What you have to do:
Copy the data word for word, keeping every line.

The records:

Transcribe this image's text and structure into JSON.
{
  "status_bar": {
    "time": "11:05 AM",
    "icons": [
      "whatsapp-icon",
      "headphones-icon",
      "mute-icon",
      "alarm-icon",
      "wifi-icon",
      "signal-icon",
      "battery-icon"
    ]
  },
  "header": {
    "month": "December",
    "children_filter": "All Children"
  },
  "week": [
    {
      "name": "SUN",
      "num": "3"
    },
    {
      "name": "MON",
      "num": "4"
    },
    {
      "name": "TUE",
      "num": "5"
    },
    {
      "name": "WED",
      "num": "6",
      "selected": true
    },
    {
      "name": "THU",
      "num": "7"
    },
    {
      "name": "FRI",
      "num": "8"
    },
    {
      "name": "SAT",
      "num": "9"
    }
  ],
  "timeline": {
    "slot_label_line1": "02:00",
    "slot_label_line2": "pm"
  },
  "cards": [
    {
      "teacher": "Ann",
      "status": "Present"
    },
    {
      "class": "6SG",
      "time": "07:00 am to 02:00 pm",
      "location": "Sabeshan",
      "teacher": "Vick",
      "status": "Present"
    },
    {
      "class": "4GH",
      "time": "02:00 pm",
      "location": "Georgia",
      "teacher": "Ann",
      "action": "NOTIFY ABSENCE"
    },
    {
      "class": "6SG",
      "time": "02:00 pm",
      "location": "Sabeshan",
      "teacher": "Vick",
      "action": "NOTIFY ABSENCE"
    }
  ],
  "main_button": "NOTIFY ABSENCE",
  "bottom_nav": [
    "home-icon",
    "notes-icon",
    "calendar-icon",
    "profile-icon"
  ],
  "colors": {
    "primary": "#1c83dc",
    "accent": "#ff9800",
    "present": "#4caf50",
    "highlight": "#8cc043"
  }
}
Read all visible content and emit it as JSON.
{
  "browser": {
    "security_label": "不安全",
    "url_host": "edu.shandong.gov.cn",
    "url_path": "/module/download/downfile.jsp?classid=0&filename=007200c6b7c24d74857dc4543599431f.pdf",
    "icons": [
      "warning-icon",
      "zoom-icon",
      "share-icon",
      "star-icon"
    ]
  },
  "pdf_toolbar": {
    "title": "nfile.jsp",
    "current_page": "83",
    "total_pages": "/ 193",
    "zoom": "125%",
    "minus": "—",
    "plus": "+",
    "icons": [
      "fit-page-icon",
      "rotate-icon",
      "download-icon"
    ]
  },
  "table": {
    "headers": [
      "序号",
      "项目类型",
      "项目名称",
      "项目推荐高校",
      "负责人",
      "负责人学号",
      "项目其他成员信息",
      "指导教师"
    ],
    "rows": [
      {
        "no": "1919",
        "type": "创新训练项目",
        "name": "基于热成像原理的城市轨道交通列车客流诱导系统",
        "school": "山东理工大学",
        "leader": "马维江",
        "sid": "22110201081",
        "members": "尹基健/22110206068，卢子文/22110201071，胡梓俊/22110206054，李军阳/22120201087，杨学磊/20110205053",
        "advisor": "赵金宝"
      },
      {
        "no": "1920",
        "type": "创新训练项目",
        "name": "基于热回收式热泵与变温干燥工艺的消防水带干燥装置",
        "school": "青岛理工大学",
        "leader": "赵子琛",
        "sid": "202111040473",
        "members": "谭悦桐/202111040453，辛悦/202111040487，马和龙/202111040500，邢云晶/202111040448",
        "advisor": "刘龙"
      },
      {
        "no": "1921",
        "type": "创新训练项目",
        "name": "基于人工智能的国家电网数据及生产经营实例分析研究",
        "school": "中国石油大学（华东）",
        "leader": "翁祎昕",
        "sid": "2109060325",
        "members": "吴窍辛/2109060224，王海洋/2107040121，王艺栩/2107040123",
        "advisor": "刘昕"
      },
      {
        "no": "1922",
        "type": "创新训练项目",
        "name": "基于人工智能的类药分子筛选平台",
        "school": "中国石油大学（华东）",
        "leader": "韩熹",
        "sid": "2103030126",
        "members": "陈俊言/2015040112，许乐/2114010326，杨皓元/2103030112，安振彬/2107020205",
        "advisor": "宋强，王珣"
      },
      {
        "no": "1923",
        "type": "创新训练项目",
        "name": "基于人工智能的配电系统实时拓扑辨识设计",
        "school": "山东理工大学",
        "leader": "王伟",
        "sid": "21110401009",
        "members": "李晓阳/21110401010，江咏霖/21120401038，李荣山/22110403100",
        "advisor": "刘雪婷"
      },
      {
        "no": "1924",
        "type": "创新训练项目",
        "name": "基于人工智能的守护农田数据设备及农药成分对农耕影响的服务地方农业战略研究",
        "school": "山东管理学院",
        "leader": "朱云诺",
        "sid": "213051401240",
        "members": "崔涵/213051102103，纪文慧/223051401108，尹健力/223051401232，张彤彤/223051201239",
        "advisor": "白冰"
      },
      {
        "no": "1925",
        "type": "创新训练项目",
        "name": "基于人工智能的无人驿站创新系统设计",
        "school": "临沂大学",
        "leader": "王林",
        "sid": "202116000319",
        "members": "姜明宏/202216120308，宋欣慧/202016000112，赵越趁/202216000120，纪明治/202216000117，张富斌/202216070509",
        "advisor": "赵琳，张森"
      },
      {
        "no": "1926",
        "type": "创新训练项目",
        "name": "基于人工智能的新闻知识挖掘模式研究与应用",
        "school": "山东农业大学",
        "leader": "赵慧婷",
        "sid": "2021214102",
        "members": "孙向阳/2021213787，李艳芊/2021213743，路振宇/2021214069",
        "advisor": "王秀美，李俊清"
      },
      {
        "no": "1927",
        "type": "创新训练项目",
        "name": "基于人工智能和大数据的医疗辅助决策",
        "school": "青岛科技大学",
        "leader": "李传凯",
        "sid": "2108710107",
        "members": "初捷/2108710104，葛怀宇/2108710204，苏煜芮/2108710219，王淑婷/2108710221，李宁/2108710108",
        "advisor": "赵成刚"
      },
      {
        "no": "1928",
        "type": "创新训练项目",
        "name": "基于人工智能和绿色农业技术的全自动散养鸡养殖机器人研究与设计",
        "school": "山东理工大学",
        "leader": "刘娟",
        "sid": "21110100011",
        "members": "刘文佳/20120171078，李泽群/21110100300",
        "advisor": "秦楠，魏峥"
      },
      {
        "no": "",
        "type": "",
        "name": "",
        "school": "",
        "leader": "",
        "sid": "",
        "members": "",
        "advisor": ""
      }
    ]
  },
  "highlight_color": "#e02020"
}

Worked answer:
Transcribe this image's text and structure into JSON.
{
  "status_bar": {
    "time": "11:05 AM",
    "icons": [
      "whatsapp-icon",
      "headphones-icon",
      "mute-icon",
      "alarm-icon",
      "wifi-icon",
      "signal-icon",
      "battery-icon"
    ]
  },
  "header": {
    "month": "December",
    "children_filter": "All Children"
  },
  "week": [
    {
      "name": "SUN",
      "num": "3"
    },
    {
      "name": "MON",
      "num": "4"
    },
    {
      "name": "TUE",
      "num": "5"
    },
    {
      "name": "WED",
      "num": "6",
      "selected": true
    },
    {
      "name": "THU",
      "num": "7"
    },
    {
      "name": "FRI",
      "num": "8"
    },
    {
      "name": "SAT",
      "num": "9"
    }
  ],
  "timeline": {
    "slot_label_line1": "02:00",
    "slot_label_line2": "pm"
  },
  "cards": [
    {
      "teacher": "Ann",
      "status": "Present"
    },
    {
      "class": "6SG",
      "time": "07:00 am to 02:00 pm",
      "location": "Sabeshan",
      "teacher": "Vick",
      "status": "Present"
    },
    {
      "class": "4GH",
      "time": "02:00 pm",
      "location": "Georgia",
      "teacher": "Ann",
      "action": "NOTIFY ABSENCE"
    },
    {
      "class": "6SG",
      "time": "02:00 pm",
      "location": "Sabeshan",
      "teacher": "Vick",
      "action": "NOTIFY ABSENCE"
    }
  ],
  "main_button": "NOTIFY ABSENCE",
  "bottom_nav": [
    "home-icon",
    "notes-icon",
    "calendar-icon",
    "profile-icon"
  ],
  "colors": {
    "primary": "#1c83dc",
    "accent": "#ff9800",
    "present": "#4caf50",
    "highlight": "#8cc043"
  }
}
Read all visible content and emit it as JSON.
{
  "browser": {
    "security_label": "不安全",
    "url_host": "edu.shandong.gov.cn",
    "url_path": "/module/download/downfile.jsp?classid=0&filename=007200c6b7c24d74857dc4543599431f.pdf",
    "icons": [
      "warning-icon",
      "zoom-icon",
      "share-icon",
      "star-icon"
    ]
  },
  "pdf_toolbar": {
    "title": "nfile.jsp",
    "current_page": "83",
    "total_pages": "/ 193",
    "zoom": "125%",
    "minus": "—",
    "plus": "+",
    "icons": [
      "fit-page-icon",
      "rotate-icon",
      "download-icon"
    ]
  },
  "table": {
    "headers": [
      "序号",
      "项目类型",
      "项目名称",
      "项目推荐高校",
      "负责人",
      "负责人学号",
      "项目其他成员信息",
      "指导教师"
    ],
    "rows": [
      {
        "no": "1919",
        "type": "创新训练项目",
        "name": "基于热成像原理的城市轨道交通列车客流诱导系统",
        "school": "山东理工大学",
        "leader": "马维江",
        "sid": "22110201081",
        "members": "尹基健/22110206068，卢子文/22110201071，胡梓俊/22110206054，李军阳/22120201087，杨学磊/20110205053",
        "advisor": "赵金宝"
      },
      {
        "no": "1920",
        "type": "创新训练项目",
        "name": "基于热回收式热泵与变温干燥工艺的消防水带干燥装置",
        "school": "青岛理工大学",
        "leader": "赵子琛",
        "sid": "202111040473",
        "members": "谭悦桐/202111040453，辛悦/202111040487，马和龙/202111040500，邢云晶/202111040448",
        "advisor": "刘龙"
      },
      {
        "no": "1921",
        "type": "创新训练项目",
        "name": "基于人工智能的国家电网数据及生产经营实例分析研究",
        "school": "中国石油大学（华东）",
        "leader": "翁祎昕",
        "sid": "2109060325",
        "members": "吴窍辛/2109060224，王海洋/2107040121，王艺栩/2107040123",
        "advisor": "刘昕"
      },
      {
        "no": "1922",
        "type": "创新训练项目",
        "name": "基于人工智能的类药分子筛选平台",
        "school": "中国石油大学（华东）",
        "leader": "韩熹",
        "sid": "2103030126",
        "members": "陈俊言/2015040112，许乐/2114010326，杨皓元/2103030112，安振彬/2107020205",
        "advisor": "宋强，王珣"
      },
      {
        "no": "1923",
        "type": "创新训练项目",
        "name": "基于人工智能的配电系统实时拓扑辨识设计",
        "school": "山东理工大学",
        "leader": "王伟",
        "sid": "21110401009",
        "members": "李晓阳/21110401010，江咏霖/21120401038，李荣山/22110403100",
        "advisor": "刘雪婷"
      },
      {
        "no": "1924",
        "type": "创新训练项目",
        "name": "基于人工智能的守护农田数据设备及农药成分对农耕影响的服务地方农业战略研究",
        "school": "山东管理学院",
        "leader": "朱云诺",
        "sid": "213051401240",
        "members": "崔涵/213051102103，纪文慧/223051401108，尹健力/223051401232，张彤彤/223051201239",
        "advisor": "白冰"
      },
      {
        "no": "1925",
        "type": "创新训练项目",
        "name": "基于人工智能的无人驿站创新系统设计",
        "school": "临沂大学",
        "leader": "王林",
        "sid": "202116000319",
        "members": "姜明宏/202216120308，宋欣慧/202016000112，赵越趁/202216000120，纪明治/202216000117，张富斌/202216070509",
        "advisor": "赵琳，张森"
      },
      {
        "no": "1926",
        "type": "创新训练项目",
        "name": "基于人工智能的新闻知识挖掘模式研究与应用",
        "school": "山东农业大学",
        "leader": "赵慧婷",
        "sid": "2021214102",
        "members": "孙向阳/2021213787，李艳芊/2021213743，路振宇/2021214069",
        "advisor": "王秀美，李俊清"
      },
      {
        "no": "1927",
        "type": "创新训练项目",
        "name": "基于人工智能和大数据的医疗辅助决策",
        "school": "青岛科技大学",
        "leader": "李传凯",
        "sid": "2108710107",
        "members": "初捷/2108710104，葛怀宇/2108710204，苏煜芮/2108710219，王淑婷/2108710221，李宁/2108710108",
        "advisor": "赵成刚"
      },
      {
        "no": "1928",
        "type": "创新训练项目",
        "name": "基于人工智能和绿色农业技术的全自动散养鸡养殖机器人研究与设计",
        "school": "山东理工大学",
        "leader": "刘娟",
        "sid": "21110100011",
        "members": "刘文佳/20120171078，李泽群/21110100300",
        "advisor": "秦楠，魏峥"
      },
      {
        "no": "",
        "type": "",
        "name": "",
        "school": "",
        "leader": "",
        "sid": "",
        "members": "",
        "advisor": ""
      }
    ]
  },
  "highlight_color": "#e02020"
}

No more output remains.